Task statement: Keep only those lines of the records that include the string "Arclight".

Information provided:
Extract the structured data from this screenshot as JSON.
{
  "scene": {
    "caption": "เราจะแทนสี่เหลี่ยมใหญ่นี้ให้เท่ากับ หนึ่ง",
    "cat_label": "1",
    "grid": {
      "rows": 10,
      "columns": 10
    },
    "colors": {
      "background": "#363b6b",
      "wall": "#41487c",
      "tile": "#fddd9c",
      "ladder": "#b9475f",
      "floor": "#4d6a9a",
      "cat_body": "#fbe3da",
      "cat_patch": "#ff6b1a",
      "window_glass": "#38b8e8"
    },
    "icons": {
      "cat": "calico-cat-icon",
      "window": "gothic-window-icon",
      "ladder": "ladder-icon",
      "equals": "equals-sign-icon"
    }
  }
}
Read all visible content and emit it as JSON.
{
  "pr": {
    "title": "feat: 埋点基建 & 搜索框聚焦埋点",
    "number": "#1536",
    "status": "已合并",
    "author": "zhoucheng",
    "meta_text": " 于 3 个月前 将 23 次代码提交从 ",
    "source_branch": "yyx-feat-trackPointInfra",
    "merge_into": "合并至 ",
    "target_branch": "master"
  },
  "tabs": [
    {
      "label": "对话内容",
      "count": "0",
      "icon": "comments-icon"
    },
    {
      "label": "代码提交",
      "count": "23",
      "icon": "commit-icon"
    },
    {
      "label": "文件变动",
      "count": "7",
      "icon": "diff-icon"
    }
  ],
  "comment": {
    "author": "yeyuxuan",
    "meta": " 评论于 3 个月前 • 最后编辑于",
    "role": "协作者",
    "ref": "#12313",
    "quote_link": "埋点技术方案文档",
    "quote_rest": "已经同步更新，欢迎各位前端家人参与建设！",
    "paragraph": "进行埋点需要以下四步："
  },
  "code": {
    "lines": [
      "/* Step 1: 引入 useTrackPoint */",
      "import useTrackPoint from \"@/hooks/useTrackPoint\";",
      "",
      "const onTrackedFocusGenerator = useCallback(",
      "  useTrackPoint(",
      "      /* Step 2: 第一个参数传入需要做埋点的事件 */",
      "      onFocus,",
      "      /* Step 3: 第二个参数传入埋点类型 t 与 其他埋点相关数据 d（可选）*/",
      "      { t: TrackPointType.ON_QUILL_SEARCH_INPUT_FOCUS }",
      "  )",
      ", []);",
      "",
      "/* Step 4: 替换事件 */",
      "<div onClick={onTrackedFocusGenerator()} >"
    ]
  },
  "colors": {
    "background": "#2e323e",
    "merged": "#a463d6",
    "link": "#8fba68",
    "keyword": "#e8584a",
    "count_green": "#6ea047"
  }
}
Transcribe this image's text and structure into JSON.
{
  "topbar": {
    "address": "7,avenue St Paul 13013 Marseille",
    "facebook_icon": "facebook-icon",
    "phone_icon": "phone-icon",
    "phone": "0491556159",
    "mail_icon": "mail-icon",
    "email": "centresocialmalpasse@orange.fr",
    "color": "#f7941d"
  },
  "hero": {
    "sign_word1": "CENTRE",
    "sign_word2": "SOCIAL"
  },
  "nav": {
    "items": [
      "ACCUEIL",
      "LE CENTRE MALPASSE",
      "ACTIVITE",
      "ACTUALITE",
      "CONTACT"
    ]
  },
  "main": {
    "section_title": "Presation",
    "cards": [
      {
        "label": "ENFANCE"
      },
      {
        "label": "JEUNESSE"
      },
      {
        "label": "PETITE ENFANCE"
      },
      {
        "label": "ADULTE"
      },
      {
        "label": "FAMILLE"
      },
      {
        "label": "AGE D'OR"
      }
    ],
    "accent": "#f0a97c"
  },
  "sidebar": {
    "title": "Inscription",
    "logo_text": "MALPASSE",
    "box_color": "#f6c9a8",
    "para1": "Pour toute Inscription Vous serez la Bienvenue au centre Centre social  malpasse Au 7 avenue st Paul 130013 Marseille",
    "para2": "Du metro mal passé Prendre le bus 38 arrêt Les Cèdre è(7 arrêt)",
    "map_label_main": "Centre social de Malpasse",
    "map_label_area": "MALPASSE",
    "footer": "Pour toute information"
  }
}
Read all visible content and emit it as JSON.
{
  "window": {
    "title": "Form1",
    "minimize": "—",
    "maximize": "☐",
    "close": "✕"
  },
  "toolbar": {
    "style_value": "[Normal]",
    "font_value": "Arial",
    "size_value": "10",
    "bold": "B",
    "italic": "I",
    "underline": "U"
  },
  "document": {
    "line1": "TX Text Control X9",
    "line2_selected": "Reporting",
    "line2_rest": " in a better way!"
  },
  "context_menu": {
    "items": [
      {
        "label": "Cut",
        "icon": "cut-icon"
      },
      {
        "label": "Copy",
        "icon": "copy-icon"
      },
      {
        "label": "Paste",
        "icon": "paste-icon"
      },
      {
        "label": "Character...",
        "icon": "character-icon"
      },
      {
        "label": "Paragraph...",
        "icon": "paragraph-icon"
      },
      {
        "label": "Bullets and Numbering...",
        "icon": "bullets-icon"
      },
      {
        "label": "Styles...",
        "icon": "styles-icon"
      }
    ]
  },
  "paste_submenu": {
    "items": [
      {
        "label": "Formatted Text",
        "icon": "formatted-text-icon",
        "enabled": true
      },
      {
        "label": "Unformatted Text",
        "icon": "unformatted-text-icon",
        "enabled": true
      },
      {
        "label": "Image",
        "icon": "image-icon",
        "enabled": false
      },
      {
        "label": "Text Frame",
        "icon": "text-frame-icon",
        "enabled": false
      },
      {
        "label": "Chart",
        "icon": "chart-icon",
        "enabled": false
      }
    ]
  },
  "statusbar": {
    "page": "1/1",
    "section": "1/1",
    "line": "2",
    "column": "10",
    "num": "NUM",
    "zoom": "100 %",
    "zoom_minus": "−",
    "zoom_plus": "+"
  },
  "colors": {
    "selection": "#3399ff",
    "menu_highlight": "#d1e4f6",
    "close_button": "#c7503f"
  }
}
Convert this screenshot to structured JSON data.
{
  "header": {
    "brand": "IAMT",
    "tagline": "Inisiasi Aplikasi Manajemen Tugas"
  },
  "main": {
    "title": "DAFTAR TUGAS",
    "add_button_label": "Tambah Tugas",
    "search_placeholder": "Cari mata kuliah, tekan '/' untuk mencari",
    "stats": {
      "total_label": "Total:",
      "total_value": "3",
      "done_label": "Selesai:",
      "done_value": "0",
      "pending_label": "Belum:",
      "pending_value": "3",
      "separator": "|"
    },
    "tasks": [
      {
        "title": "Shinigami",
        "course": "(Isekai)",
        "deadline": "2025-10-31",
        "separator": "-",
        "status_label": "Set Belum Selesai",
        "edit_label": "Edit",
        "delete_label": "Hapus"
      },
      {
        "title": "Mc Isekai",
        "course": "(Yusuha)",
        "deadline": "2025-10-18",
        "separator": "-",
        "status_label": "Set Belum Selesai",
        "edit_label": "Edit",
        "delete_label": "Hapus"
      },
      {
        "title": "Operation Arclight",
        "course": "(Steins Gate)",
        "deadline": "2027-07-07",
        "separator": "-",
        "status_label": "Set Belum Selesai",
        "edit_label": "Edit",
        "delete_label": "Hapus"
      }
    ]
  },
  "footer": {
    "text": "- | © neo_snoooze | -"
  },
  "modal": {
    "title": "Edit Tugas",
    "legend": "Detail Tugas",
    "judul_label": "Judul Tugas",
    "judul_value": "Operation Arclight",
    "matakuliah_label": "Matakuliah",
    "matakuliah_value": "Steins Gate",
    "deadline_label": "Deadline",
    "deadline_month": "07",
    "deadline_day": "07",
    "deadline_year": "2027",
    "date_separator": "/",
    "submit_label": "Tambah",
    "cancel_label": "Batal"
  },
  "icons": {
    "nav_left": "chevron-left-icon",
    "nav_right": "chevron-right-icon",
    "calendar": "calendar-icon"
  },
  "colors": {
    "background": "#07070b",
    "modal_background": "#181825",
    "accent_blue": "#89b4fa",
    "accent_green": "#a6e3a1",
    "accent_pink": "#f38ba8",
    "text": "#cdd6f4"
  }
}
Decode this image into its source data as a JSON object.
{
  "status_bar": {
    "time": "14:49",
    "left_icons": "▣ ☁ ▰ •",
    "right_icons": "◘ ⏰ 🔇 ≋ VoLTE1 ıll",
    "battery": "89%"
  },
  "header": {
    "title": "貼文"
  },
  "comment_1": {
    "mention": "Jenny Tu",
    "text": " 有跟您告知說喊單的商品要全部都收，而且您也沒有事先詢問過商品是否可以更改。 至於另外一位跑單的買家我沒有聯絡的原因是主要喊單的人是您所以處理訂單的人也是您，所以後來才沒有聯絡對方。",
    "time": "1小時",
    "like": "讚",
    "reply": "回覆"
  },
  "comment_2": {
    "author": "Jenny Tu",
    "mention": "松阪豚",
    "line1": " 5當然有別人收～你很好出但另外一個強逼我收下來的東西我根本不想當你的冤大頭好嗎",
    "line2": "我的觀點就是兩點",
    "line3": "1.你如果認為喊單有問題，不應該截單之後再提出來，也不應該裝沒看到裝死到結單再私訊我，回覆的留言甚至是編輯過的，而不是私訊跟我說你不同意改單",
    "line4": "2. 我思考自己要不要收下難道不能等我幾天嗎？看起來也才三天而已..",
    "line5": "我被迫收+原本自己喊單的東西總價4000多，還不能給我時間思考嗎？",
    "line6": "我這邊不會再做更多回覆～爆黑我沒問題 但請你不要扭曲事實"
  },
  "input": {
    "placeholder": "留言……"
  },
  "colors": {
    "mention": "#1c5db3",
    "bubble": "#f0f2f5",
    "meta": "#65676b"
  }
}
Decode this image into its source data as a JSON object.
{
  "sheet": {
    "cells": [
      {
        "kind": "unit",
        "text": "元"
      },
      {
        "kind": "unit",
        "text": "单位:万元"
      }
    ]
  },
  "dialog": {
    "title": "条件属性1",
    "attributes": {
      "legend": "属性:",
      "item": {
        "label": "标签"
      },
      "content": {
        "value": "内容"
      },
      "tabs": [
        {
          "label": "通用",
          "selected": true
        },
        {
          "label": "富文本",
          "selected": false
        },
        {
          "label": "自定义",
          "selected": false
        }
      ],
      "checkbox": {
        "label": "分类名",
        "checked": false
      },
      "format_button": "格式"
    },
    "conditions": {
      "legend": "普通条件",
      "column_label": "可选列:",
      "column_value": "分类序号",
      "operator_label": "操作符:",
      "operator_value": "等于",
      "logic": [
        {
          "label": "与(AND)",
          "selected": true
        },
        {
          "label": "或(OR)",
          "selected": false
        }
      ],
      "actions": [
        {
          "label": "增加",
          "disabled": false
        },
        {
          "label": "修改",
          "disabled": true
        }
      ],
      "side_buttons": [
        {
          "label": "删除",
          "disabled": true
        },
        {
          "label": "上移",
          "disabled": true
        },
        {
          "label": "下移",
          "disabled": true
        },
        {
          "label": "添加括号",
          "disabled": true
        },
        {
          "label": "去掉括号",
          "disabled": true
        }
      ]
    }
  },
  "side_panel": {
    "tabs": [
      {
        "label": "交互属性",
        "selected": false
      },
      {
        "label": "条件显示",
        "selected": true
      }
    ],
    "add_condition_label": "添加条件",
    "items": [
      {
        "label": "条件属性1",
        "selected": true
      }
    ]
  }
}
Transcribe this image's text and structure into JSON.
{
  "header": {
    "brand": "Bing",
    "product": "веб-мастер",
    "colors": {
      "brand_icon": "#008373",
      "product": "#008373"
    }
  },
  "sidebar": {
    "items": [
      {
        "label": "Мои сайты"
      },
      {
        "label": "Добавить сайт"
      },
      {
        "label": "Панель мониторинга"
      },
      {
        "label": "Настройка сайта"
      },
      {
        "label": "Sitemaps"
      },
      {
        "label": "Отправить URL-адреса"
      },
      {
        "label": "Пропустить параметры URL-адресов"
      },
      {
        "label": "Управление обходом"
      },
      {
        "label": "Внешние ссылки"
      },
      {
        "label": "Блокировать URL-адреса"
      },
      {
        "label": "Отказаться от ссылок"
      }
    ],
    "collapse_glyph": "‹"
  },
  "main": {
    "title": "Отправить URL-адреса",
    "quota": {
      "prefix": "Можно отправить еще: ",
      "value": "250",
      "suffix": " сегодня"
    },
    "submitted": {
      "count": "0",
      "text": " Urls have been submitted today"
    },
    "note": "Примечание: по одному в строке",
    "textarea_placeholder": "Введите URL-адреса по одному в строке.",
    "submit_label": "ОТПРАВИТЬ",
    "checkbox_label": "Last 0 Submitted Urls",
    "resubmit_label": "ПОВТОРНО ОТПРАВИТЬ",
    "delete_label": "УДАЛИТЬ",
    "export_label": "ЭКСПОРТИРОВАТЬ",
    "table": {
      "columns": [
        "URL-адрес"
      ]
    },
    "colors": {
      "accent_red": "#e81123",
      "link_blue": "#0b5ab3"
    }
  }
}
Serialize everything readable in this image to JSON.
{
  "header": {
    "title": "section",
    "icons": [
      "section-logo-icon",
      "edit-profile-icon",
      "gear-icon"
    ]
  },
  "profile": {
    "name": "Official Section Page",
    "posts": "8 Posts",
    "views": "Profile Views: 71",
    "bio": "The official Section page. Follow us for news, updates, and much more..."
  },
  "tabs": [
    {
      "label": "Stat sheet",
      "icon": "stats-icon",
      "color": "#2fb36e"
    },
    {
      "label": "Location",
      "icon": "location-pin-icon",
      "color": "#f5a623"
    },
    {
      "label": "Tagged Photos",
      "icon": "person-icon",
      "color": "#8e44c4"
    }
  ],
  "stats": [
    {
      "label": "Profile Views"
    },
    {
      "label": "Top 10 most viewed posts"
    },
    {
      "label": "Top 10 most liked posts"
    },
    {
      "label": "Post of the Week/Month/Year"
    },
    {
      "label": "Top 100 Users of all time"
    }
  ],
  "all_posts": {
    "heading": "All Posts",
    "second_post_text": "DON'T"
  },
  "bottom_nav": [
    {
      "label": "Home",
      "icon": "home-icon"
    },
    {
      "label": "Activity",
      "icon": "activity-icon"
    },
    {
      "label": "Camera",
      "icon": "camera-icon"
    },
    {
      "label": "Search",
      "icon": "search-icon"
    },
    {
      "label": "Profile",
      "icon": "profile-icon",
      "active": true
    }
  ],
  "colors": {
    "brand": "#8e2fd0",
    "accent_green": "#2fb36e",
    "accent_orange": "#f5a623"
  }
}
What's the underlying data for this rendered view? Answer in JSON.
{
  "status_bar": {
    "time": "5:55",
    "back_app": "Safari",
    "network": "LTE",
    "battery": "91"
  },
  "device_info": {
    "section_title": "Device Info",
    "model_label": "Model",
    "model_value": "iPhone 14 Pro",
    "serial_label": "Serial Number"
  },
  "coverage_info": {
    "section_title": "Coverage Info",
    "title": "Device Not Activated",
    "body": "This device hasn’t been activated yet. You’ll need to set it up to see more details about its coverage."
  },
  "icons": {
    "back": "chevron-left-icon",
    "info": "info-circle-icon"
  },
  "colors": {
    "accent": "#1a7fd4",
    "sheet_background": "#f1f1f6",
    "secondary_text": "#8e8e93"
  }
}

Solution for this exercise:
        "title": "Operation Arclight",
    "judul_value": "Operation Arclight",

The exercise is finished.